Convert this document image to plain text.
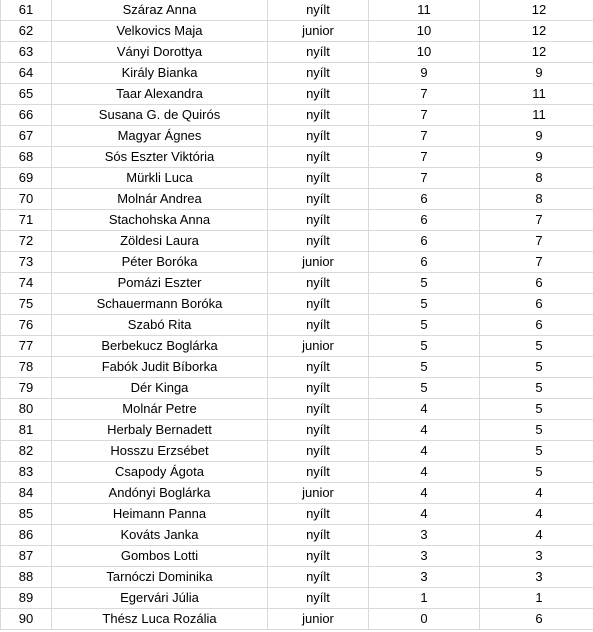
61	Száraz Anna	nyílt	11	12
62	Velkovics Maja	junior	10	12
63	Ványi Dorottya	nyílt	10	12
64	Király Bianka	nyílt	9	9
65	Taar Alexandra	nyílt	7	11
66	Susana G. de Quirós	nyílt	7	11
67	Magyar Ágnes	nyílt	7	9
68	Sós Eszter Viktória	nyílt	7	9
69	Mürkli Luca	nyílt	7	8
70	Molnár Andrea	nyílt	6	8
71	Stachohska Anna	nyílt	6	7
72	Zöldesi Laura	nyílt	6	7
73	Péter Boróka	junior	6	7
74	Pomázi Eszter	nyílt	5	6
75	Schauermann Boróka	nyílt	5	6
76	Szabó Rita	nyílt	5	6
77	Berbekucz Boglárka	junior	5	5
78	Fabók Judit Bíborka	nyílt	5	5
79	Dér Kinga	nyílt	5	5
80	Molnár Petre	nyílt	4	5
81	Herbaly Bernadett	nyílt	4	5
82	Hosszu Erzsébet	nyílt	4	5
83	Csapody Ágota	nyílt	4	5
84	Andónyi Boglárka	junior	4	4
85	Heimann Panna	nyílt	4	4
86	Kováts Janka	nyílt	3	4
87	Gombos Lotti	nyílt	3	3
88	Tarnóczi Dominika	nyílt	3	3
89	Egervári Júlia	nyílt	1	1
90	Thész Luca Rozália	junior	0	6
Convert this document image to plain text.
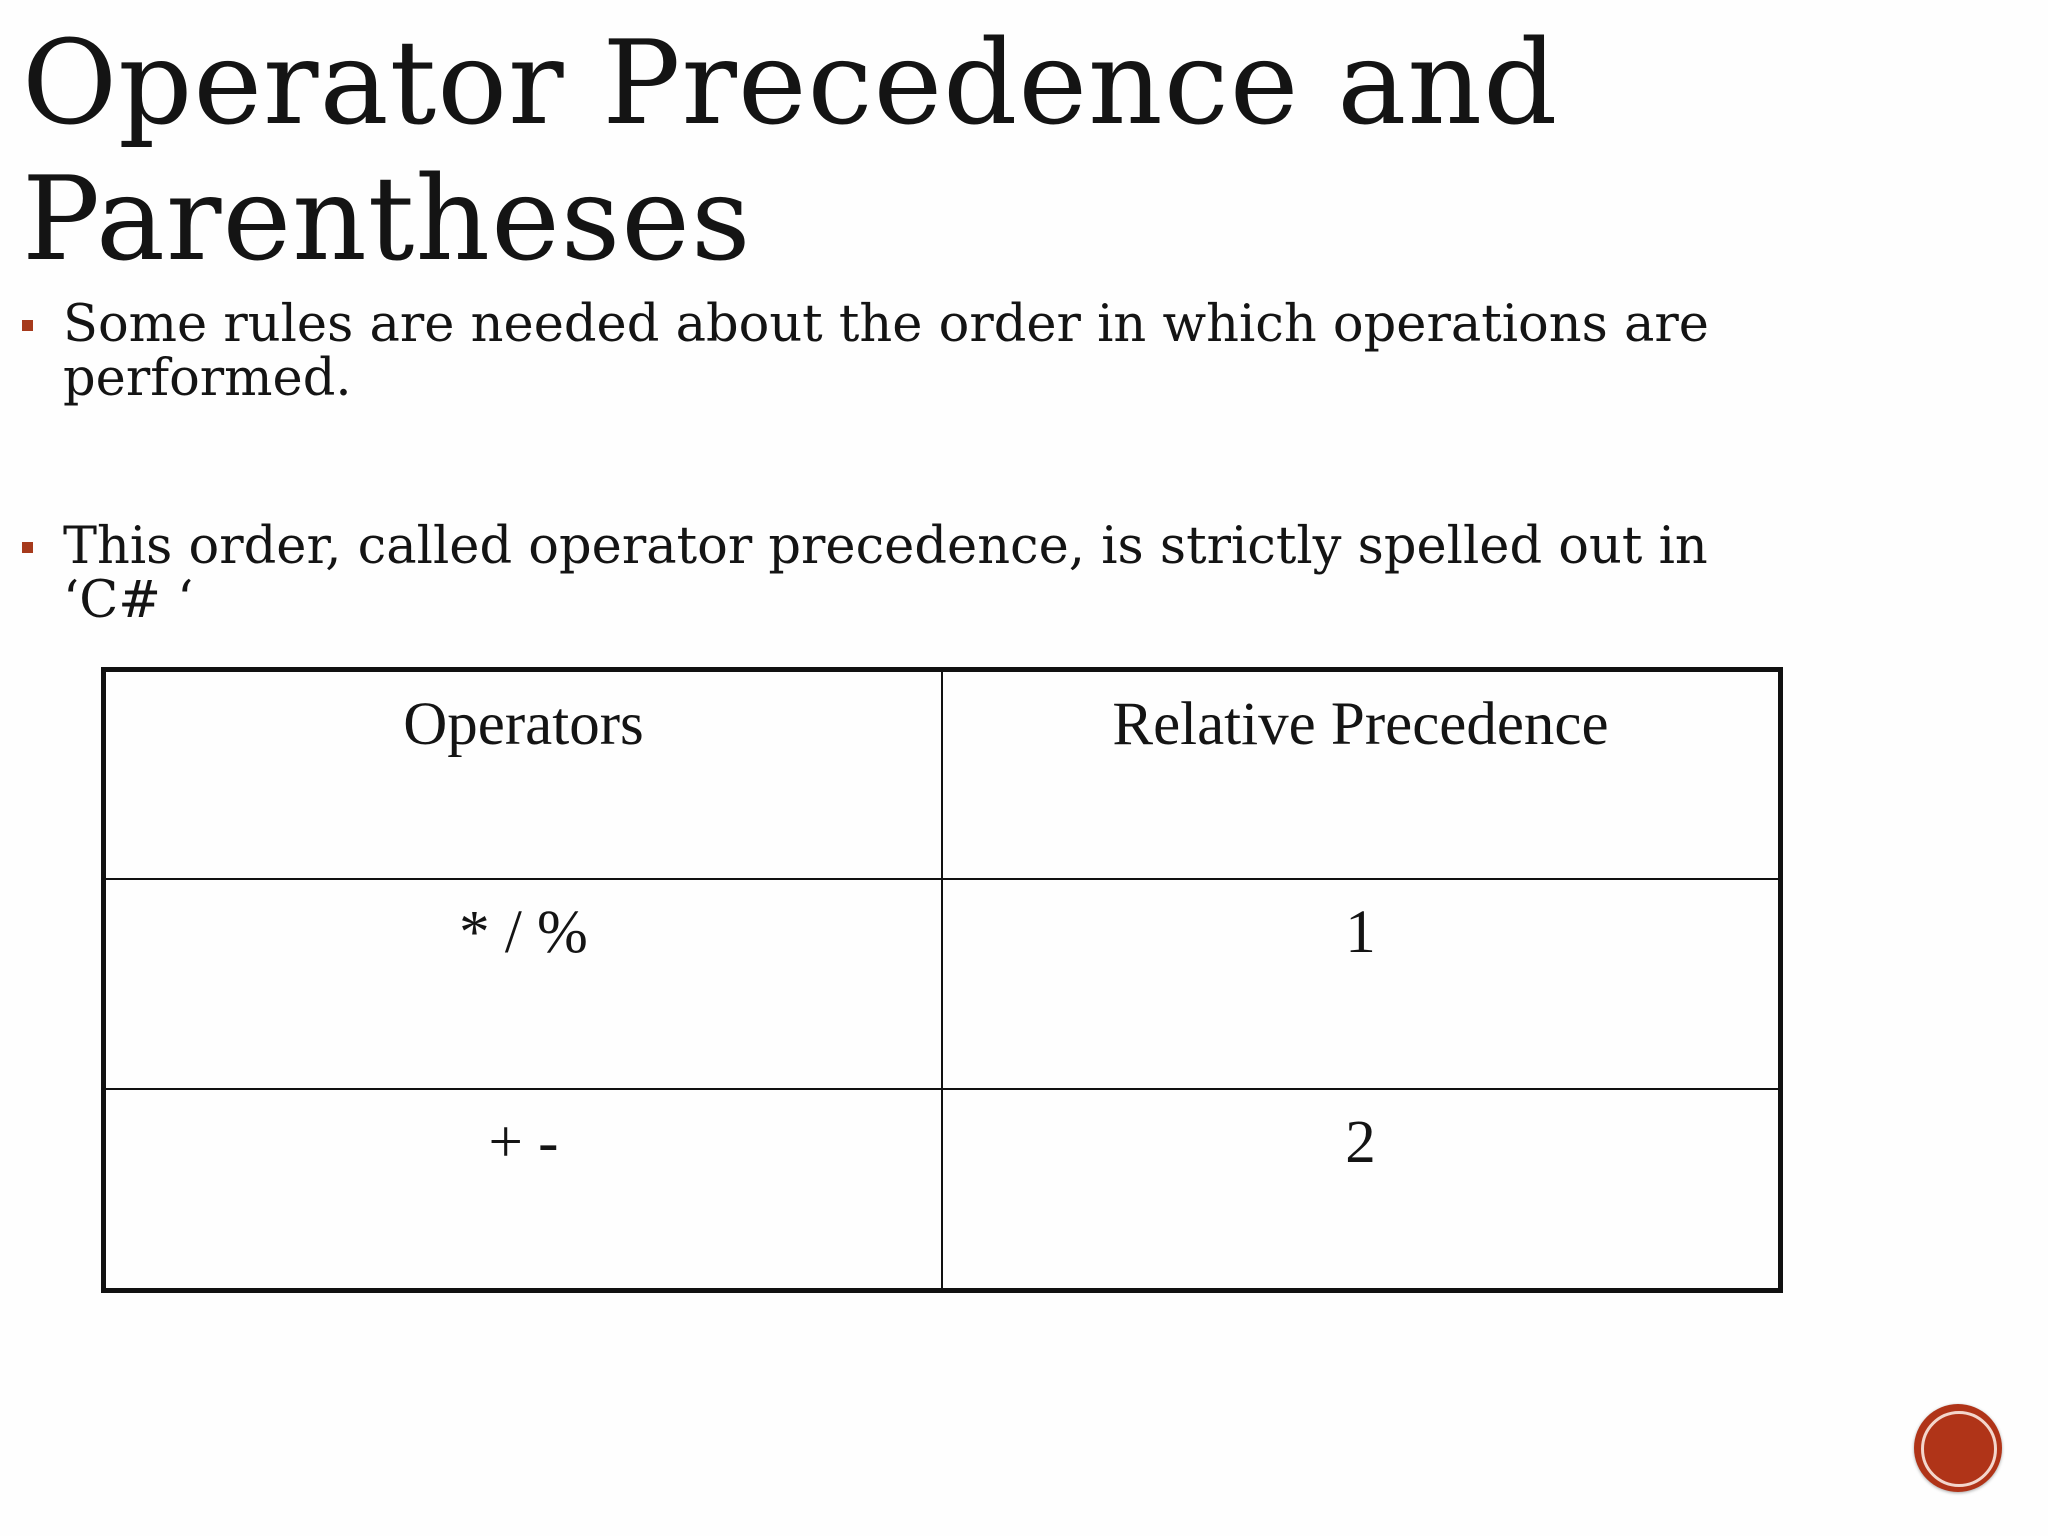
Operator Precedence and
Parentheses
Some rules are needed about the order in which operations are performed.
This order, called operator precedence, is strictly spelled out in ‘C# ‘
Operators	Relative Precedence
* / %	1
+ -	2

◇ ◇ ◇ ◇ ◇

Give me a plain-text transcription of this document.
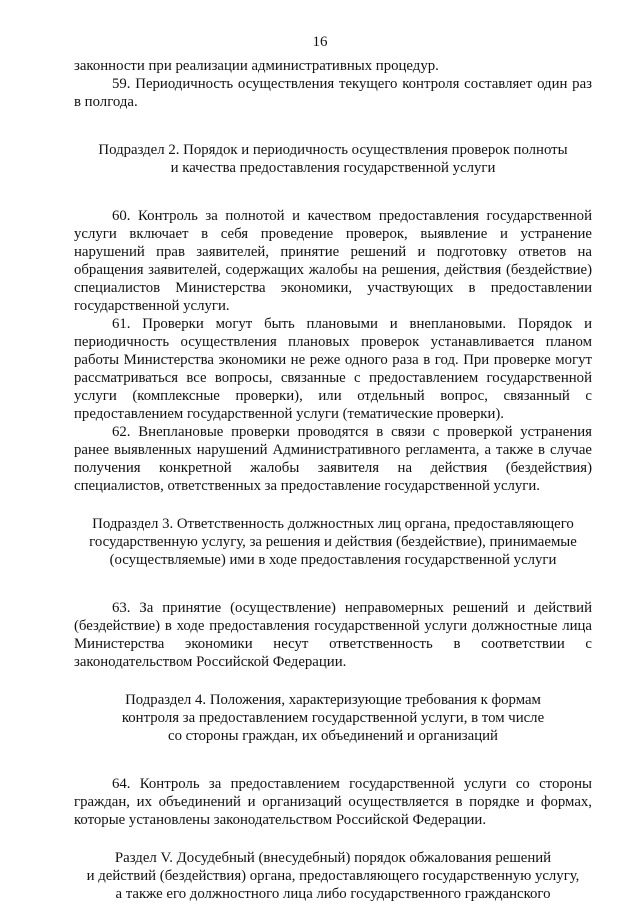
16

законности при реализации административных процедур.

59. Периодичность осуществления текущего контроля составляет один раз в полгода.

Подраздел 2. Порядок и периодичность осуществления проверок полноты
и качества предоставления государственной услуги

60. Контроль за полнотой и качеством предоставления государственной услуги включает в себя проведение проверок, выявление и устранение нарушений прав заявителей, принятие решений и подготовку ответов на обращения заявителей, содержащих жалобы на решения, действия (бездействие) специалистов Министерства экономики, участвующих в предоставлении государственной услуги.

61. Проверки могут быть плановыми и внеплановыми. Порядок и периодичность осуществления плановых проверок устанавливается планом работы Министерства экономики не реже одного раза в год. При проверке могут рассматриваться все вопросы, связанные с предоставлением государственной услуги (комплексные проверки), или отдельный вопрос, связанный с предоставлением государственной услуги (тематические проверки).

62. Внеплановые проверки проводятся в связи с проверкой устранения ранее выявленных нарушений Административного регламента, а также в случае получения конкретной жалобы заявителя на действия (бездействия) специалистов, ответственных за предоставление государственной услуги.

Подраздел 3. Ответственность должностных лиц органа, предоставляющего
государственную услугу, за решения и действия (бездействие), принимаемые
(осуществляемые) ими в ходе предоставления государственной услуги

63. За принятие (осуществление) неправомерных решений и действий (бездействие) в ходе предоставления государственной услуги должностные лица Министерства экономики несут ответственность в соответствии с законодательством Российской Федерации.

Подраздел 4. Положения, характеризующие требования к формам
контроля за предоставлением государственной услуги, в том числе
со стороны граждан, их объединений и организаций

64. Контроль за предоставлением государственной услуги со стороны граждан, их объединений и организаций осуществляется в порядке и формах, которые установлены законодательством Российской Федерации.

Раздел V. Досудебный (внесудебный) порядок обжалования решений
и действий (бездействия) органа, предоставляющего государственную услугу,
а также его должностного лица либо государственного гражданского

◇ ◇ ◇ ◇ ◇

TASK OBJECTIVE:
From the data above, work out how many lines hold "организаций". Answer with the number alone.

ANSWER FOR THIS EXERCISE:
2